BEGIN
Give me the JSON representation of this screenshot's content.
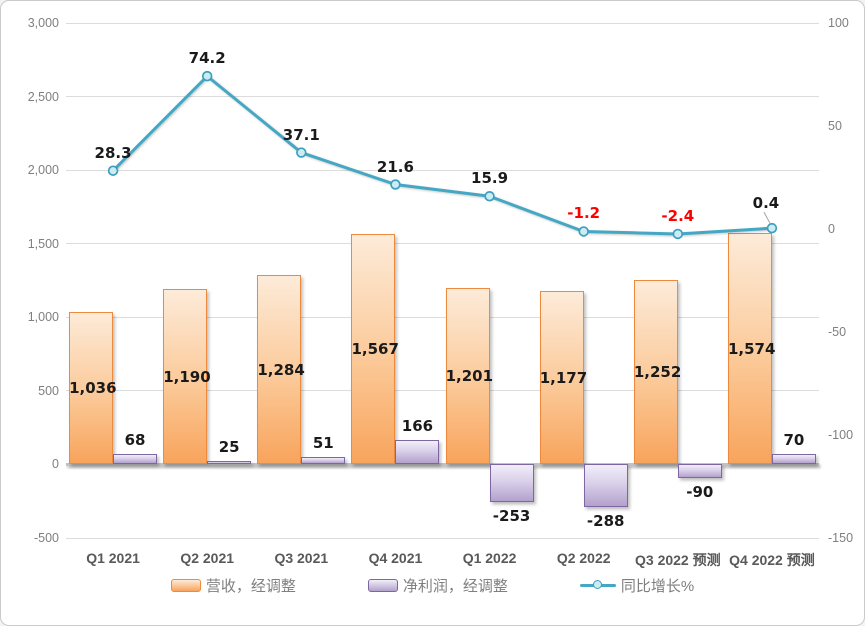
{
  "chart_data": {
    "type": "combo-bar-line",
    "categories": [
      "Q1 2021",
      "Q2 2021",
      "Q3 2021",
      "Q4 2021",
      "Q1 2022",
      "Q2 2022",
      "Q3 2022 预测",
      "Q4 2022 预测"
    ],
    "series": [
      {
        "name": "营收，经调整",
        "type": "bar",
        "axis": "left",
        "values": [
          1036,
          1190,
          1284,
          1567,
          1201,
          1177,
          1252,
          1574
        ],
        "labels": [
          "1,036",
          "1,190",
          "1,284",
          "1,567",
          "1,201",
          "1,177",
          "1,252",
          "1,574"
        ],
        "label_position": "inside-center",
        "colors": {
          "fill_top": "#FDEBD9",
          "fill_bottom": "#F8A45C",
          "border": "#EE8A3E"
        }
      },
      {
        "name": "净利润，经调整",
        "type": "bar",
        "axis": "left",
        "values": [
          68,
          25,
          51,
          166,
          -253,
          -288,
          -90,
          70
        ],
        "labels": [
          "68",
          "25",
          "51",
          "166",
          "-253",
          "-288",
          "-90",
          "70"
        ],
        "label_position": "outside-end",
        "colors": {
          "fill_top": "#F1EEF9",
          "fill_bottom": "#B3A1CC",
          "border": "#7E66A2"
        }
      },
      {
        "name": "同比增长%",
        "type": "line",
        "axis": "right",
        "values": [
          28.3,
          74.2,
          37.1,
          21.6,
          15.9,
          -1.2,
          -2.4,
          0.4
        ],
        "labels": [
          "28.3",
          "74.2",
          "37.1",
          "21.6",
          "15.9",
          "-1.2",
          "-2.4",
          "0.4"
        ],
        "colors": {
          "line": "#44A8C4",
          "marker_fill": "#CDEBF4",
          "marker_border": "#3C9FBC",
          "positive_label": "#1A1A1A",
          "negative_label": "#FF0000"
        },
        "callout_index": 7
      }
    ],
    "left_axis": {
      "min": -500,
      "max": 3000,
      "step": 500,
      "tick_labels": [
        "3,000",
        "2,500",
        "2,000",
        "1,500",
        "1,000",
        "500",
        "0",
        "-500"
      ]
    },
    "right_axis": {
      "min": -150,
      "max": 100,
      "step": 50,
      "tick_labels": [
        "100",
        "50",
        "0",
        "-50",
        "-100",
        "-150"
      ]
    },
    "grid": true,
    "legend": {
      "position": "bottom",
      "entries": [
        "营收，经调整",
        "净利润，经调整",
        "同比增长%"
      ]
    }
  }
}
END
BEGIN
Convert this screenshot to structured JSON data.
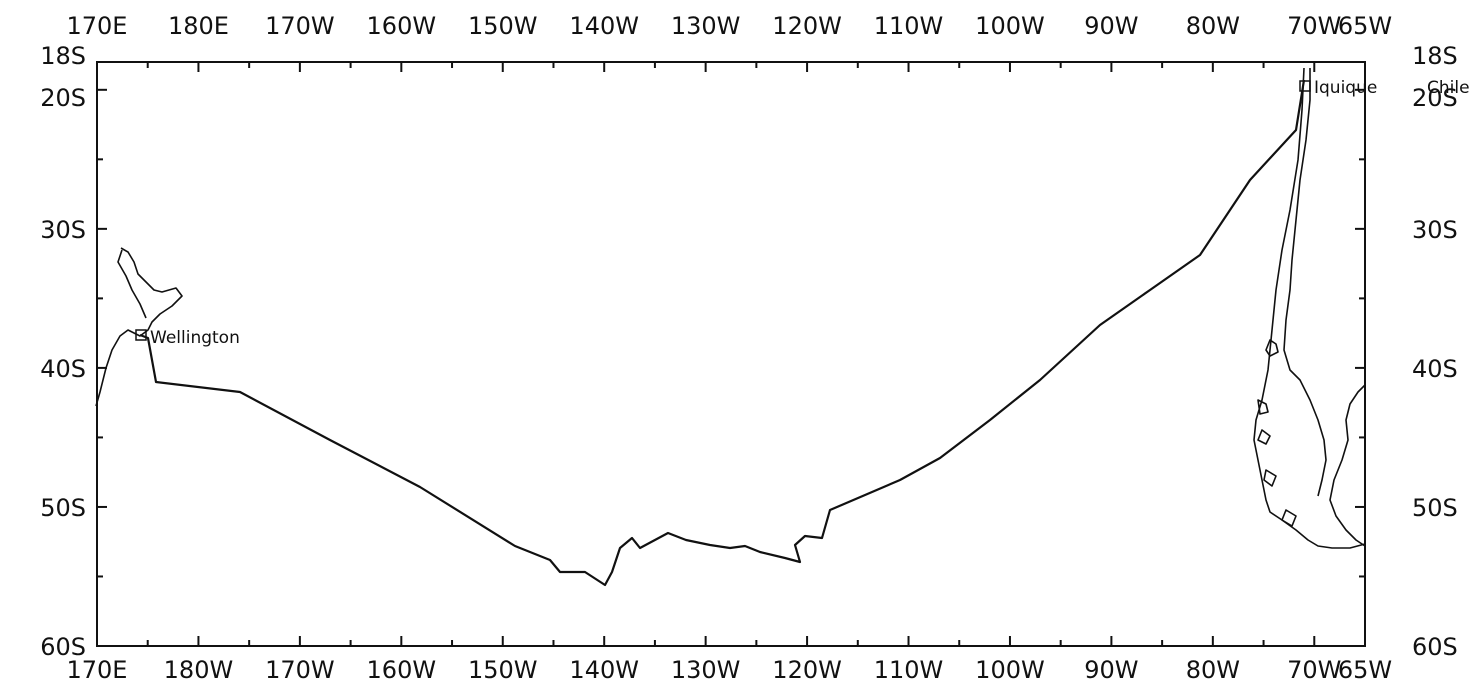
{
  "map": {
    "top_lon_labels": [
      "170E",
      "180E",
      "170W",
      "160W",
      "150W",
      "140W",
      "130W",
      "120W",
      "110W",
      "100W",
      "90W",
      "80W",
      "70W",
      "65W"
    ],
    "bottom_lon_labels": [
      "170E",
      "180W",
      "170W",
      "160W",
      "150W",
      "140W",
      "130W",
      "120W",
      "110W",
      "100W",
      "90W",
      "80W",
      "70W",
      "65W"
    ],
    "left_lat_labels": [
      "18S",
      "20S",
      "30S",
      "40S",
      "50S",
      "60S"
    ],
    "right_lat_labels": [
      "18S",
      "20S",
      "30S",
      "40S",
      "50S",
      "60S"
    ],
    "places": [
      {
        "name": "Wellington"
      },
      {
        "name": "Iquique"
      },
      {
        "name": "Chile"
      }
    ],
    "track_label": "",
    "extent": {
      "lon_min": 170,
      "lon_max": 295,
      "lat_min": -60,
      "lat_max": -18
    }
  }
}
END
BEGIN
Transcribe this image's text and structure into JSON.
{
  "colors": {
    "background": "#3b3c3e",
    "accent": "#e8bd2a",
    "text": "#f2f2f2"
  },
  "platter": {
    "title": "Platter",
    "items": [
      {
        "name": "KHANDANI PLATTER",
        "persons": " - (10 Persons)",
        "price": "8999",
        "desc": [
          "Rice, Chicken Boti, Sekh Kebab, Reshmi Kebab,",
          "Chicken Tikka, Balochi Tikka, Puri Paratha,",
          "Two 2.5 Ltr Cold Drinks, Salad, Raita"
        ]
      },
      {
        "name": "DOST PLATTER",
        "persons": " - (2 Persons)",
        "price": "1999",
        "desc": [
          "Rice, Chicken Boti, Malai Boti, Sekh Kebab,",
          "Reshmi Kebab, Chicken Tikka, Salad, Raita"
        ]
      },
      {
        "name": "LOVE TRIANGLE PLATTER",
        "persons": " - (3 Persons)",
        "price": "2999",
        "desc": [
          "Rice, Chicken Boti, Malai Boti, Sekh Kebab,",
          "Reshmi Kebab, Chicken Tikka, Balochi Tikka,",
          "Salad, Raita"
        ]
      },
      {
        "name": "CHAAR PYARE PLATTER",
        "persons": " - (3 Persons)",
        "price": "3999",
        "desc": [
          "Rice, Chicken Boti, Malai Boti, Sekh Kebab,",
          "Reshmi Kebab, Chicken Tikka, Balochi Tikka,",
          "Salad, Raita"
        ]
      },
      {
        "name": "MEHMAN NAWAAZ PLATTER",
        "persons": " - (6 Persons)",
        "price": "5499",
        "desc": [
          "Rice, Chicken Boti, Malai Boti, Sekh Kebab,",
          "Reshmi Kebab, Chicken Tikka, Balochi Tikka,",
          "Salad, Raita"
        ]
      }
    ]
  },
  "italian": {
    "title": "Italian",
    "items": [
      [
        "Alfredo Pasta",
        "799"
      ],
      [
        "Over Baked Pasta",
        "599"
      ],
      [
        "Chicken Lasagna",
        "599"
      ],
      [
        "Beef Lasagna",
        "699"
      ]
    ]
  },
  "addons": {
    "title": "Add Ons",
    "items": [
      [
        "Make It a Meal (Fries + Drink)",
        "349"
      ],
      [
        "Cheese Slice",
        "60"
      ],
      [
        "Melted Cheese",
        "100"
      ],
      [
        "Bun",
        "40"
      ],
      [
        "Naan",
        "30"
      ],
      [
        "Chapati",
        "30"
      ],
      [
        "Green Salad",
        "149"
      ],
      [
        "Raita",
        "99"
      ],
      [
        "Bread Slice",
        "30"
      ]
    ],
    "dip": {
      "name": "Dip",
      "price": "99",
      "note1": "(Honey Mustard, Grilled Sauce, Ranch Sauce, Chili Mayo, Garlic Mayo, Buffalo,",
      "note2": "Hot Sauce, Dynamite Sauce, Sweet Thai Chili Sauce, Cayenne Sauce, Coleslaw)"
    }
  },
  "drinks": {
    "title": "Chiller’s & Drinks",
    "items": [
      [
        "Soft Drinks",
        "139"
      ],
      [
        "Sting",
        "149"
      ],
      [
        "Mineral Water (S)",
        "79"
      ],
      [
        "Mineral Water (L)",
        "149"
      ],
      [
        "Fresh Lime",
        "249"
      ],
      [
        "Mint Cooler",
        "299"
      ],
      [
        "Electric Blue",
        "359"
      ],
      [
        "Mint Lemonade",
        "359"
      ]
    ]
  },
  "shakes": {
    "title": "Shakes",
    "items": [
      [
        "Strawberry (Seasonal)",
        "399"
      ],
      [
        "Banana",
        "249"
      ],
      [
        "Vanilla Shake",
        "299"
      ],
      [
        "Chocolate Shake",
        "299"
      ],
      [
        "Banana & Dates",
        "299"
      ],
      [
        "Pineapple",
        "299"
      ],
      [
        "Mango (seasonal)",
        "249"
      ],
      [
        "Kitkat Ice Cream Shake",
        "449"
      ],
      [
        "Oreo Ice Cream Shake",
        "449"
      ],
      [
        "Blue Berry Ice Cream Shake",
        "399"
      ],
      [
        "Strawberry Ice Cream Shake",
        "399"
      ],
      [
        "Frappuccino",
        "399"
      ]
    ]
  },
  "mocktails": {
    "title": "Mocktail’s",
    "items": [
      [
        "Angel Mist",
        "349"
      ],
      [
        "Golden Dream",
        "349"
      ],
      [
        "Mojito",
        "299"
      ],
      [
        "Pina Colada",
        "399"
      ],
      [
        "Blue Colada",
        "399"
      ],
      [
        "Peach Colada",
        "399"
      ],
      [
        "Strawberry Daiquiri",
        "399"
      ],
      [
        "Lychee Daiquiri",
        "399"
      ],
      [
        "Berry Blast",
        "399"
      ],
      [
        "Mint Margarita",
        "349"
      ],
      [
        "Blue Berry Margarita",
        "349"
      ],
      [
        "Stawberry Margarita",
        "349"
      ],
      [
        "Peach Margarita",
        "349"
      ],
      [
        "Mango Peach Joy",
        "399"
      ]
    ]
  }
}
END
* _Aim of the task_: Leave out every line without the string "screenshot" and copy the rest.

* _Solved problem_:
Give me the JSON representation of this screenshot's content.
Convert this screenshot to structured JSON data.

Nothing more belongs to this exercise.